begin

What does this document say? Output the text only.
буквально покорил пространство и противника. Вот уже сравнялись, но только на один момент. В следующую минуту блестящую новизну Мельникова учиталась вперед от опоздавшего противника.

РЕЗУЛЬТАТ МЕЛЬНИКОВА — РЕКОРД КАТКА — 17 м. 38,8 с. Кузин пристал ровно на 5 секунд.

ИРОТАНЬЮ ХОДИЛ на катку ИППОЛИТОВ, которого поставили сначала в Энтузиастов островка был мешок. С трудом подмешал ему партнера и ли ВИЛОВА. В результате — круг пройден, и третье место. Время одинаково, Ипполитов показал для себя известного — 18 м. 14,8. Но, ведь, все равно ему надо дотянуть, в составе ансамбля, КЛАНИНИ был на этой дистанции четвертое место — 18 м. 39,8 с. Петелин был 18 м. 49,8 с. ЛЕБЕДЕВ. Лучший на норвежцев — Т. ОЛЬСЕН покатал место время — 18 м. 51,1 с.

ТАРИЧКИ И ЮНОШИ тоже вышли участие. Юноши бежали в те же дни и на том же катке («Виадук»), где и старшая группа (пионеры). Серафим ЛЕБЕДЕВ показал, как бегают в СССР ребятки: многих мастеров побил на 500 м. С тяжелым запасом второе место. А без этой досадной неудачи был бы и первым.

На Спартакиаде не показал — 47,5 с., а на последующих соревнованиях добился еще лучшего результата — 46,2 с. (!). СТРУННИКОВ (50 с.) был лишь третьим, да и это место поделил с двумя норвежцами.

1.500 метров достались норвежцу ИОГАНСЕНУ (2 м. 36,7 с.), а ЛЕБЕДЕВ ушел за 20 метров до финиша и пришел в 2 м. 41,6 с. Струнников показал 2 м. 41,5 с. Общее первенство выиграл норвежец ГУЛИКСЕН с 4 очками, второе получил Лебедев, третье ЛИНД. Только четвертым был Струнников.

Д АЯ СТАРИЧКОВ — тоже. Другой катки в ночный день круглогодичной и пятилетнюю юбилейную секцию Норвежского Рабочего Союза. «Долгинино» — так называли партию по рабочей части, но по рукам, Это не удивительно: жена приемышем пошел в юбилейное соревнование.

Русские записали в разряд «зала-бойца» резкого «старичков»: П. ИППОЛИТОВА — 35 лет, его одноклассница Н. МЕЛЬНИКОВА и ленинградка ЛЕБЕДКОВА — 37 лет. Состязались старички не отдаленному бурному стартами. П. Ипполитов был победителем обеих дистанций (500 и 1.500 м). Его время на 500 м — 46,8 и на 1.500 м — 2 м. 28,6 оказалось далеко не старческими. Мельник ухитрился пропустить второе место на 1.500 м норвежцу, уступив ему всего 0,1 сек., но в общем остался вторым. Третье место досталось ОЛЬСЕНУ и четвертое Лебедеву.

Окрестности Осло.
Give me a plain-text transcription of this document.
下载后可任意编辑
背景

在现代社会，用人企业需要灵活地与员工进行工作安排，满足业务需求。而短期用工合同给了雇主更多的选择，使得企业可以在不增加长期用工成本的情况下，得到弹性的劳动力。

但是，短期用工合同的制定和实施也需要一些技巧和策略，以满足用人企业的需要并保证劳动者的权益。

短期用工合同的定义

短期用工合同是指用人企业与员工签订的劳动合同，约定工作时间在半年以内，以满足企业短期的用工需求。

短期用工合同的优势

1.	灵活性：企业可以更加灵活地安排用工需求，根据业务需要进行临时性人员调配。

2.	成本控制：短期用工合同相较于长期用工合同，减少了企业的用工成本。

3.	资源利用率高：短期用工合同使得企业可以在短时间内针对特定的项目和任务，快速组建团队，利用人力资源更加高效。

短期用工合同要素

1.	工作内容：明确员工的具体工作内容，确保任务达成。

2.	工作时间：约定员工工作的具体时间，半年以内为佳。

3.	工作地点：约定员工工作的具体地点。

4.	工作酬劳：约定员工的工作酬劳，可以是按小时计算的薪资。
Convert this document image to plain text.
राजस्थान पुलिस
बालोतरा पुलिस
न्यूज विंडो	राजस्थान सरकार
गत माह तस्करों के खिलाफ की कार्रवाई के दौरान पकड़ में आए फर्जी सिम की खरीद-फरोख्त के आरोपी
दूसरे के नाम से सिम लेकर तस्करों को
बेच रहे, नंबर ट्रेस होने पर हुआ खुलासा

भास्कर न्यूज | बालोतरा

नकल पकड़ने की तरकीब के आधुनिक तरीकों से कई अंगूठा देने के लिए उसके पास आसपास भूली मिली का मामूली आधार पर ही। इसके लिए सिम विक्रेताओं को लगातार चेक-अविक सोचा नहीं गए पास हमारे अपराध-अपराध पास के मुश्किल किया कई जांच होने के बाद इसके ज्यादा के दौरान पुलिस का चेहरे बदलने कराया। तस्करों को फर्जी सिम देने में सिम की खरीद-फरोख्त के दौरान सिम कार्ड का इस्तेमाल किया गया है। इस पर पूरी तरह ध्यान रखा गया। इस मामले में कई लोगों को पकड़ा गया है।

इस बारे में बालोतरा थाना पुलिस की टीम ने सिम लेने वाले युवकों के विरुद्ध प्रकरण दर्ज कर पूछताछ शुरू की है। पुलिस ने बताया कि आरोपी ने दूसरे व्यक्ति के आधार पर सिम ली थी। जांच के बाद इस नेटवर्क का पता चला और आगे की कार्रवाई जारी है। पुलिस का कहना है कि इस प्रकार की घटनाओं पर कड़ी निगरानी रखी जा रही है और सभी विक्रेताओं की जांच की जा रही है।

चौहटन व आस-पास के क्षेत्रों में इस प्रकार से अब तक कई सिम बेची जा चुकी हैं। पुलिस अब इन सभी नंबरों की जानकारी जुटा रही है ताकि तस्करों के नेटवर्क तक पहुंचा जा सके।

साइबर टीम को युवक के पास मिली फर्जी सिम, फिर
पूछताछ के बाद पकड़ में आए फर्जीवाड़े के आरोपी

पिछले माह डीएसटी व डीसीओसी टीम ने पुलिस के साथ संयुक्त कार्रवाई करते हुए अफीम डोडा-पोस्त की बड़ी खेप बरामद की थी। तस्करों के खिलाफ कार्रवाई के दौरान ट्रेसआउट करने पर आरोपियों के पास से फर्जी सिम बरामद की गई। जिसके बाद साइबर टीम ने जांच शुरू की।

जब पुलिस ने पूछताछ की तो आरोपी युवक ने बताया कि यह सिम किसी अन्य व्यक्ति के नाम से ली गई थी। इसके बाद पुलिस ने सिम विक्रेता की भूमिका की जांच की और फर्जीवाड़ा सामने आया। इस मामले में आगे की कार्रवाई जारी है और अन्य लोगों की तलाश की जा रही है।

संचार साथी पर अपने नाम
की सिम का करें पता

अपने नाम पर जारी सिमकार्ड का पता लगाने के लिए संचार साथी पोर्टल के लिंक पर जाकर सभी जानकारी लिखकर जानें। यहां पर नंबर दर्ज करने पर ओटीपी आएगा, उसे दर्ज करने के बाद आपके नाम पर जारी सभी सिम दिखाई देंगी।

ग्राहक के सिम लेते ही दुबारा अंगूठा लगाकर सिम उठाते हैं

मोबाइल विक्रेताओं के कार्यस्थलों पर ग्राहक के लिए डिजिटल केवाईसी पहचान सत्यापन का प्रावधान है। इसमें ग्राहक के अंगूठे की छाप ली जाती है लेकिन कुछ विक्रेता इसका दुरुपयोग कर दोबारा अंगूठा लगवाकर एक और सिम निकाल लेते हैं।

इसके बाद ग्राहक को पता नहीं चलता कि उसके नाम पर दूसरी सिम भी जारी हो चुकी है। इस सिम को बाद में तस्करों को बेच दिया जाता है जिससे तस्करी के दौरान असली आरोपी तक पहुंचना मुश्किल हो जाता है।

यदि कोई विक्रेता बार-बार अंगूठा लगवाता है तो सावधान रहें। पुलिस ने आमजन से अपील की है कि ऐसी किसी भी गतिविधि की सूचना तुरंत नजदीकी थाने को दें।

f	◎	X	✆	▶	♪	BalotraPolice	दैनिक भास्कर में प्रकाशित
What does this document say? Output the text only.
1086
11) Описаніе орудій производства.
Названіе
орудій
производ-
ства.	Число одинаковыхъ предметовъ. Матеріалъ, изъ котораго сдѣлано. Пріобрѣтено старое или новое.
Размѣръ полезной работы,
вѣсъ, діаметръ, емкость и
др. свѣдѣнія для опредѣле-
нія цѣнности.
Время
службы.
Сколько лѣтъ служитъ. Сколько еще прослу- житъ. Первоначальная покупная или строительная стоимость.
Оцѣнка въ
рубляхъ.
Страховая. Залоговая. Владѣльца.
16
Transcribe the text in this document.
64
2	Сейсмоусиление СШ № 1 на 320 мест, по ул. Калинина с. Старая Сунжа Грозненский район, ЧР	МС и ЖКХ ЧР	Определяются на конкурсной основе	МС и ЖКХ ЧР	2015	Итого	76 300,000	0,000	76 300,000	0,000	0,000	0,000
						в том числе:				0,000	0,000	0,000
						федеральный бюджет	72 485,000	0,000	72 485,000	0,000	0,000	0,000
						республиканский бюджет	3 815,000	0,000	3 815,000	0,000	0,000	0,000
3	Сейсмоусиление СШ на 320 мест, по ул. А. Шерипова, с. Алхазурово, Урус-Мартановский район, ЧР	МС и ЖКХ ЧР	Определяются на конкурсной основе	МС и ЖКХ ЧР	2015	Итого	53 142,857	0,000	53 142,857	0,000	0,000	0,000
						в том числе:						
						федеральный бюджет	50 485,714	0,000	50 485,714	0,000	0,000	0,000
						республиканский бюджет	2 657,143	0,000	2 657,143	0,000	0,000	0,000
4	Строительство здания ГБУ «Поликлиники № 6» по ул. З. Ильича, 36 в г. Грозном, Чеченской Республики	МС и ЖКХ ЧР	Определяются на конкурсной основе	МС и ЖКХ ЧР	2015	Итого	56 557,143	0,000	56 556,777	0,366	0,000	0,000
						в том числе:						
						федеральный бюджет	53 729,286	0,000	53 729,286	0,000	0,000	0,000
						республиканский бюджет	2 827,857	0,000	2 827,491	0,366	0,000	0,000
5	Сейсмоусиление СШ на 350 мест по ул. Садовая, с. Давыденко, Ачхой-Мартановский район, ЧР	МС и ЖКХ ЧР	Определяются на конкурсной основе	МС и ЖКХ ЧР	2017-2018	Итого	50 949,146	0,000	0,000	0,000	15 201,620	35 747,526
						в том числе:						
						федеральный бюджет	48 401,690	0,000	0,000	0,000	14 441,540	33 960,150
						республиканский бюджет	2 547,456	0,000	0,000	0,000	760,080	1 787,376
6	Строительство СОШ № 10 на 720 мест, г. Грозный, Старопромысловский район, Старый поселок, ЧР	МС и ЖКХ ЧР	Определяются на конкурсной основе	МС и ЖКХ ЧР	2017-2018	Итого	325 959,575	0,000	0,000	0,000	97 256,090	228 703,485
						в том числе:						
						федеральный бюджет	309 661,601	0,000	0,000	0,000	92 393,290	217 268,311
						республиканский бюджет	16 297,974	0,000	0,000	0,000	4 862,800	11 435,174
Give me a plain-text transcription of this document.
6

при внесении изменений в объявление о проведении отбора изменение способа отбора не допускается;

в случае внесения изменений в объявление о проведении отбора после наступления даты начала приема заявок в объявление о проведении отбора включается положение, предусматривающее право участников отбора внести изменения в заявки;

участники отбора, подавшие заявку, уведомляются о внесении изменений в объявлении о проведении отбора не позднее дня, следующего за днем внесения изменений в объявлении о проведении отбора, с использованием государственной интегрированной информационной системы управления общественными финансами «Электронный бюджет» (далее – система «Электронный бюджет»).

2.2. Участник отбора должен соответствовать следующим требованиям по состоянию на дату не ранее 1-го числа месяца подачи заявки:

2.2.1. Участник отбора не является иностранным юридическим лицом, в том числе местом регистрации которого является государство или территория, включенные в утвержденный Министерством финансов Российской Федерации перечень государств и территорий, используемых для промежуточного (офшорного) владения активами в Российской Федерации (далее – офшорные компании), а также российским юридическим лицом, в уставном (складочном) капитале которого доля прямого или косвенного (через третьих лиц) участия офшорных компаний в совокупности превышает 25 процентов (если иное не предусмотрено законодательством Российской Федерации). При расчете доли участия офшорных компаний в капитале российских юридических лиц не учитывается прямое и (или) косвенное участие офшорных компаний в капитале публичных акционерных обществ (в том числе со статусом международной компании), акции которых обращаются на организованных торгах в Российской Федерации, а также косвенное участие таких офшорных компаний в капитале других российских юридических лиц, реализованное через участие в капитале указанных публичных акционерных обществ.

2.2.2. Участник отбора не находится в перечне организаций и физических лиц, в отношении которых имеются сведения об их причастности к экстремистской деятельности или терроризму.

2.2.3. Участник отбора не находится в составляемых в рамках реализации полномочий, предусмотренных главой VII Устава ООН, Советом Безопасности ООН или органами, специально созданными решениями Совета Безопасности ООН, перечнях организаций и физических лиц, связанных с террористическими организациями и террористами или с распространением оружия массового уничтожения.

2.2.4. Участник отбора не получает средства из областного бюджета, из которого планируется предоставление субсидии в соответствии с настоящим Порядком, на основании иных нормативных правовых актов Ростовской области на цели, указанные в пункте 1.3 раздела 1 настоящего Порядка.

end

**YOUR GOAL**
Check each line of the records for the string "норвежцу" and state how many lines contain it. Give only the number.

**ANSWER TO THE PROBLEM**
2